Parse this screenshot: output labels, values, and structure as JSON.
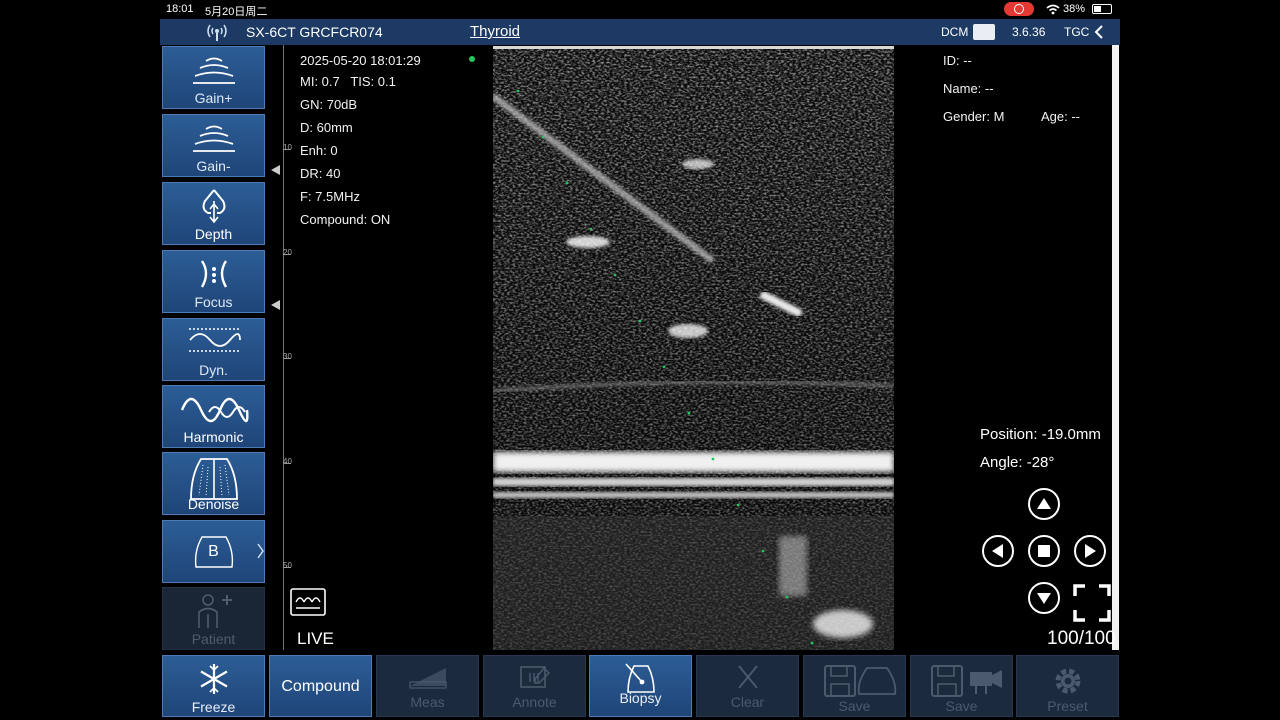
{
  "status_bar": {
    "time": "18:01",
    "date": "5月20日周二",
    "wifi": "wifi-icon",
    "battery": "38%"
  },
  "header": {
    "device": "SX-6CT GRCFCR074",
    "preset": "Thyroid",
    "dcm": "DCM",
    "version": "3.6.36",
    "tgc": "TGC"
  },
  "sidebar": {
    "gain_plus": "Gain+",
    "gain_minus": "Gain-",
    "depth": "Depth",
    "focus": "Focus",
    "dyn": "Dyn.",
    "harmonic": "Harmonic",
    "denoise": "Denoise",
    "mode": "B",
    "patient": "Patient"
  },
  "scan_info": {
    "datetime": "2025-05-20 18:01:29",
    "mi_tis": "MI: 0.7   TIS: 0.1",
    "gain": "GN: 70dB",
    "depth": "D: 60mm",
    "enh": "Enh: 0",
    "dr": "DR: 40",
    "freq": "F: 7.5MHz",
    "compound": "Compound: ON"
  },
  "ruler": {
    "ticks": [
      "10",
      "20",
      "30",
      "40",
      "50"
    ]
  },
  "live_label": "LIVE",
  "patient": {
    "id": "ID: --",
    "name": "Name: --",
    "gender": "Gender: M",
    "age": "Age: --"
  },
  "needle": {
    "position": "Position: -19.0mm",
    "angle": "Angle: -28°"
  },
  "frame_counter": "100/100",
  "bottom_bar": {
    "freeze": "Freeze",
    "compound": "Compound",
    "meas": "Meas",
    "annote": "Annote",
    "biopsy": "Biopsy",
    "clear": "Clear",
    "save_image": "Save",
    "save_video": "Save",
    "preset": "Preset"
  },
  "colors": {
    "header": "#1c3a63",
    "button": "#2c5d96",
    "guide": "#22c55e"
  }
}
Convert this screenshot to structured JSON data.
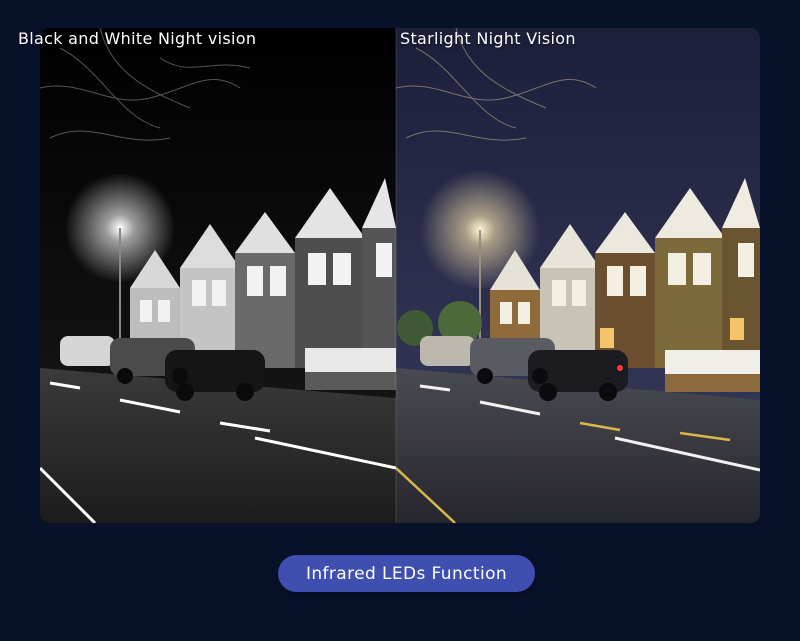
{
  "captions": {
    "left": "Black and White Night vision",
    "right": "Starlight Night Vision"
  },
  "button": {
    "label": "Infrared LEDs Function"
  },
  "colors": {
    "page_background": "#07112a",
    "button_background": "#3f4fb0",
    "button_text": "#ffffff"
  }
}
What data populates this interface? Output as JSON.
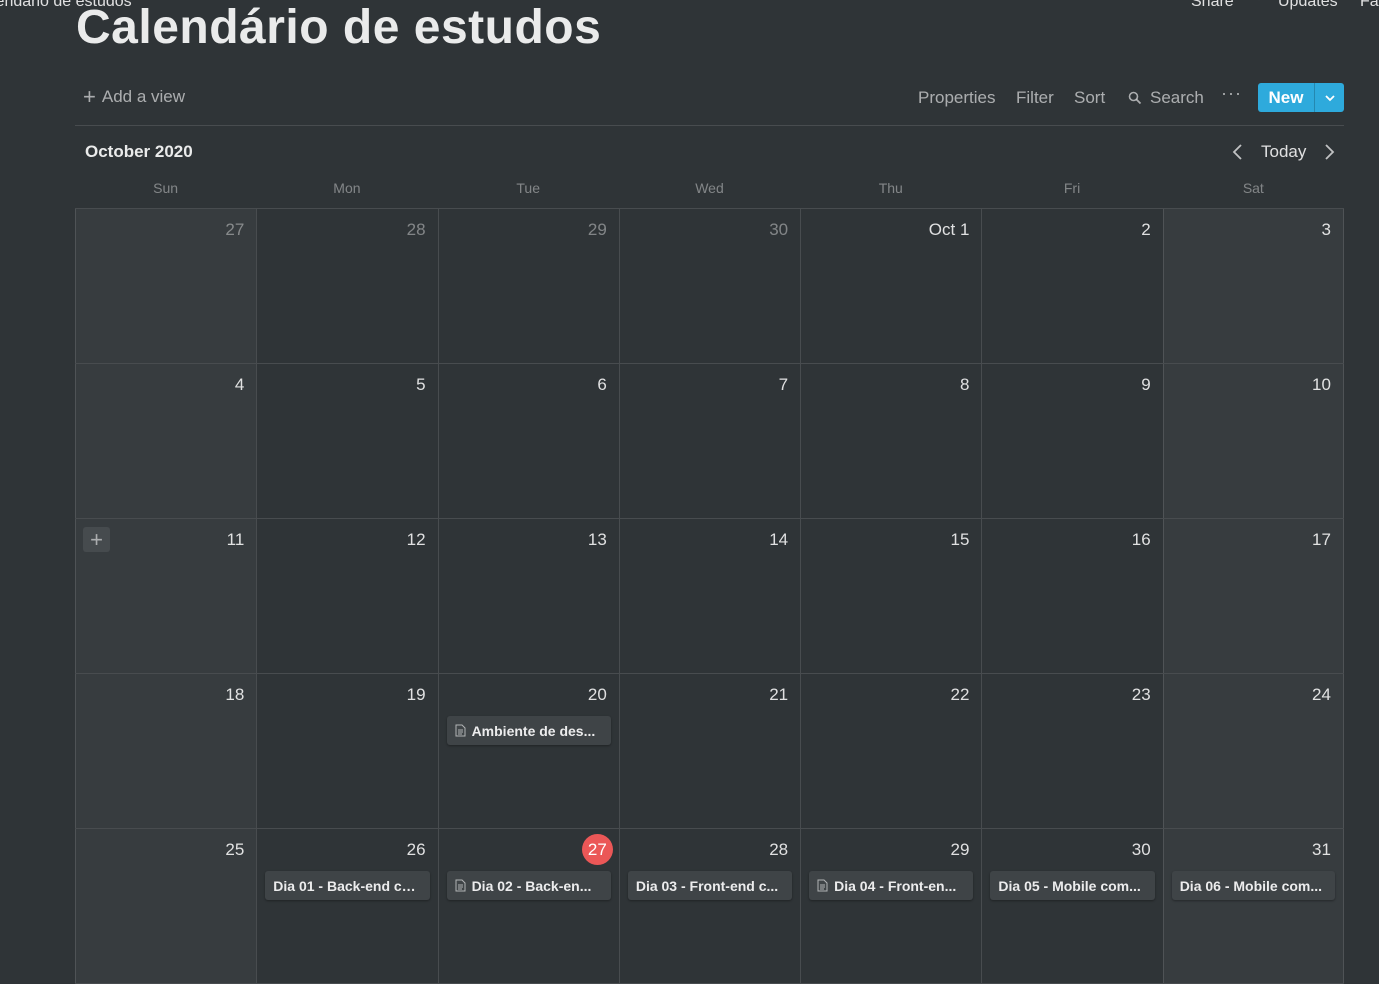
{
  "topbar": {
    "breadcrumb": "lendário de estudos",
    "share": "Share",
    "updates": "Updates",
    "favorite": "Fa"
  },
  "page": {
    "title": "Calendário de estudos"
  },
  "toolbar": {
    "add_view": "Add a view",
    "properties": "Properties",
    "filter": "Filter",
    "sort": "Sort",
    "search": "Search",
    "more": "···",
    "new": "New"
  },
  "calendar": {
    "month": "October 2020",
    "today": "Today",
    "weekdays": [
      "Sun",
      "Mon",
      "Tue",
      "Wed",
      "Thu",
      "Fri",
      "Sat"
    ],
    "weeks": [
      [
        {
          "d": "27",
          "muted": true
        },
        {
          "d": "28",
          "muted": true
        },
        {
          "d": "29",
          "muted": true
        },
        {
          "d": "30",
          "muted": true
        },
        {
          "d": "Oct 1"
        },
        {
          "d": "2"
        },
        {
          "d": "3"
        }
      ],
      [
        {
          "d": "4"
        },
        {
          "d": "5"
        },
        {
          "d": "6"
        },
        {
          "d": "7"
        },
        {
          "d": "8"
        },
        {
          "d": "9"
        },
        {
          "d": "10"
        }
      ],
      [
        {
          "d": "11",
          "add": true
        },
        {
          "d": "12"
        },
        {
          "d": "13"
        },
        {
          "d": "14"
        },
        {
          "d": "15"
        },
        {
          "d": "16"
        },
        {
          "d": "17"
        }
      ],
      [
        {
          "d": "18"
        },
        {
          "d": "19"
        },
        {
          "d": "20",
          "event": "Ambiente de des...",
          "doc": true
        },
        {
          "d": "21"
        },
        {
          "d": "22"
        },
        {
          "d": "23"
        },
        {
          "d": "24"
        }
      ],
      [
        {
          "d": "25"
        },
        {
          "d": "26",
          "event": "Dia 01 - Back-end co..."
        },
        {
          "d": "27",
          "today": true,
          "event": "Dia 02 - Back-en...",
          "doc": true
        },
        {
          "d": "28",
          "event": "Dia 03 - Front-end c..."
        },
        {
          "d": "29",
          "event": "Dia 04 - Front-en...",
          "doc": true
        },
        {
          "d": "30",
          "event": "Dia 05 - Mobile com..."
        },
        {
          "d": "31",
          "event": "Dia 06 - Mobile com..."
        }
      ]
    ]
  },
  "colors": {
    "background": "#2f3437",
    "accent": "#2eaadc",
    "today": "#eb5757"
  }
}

::::::::::

### REQUIRED TASK
Find how many lines in the listing hold "event", and reply with that number only.

### RESPONSE BELOW
7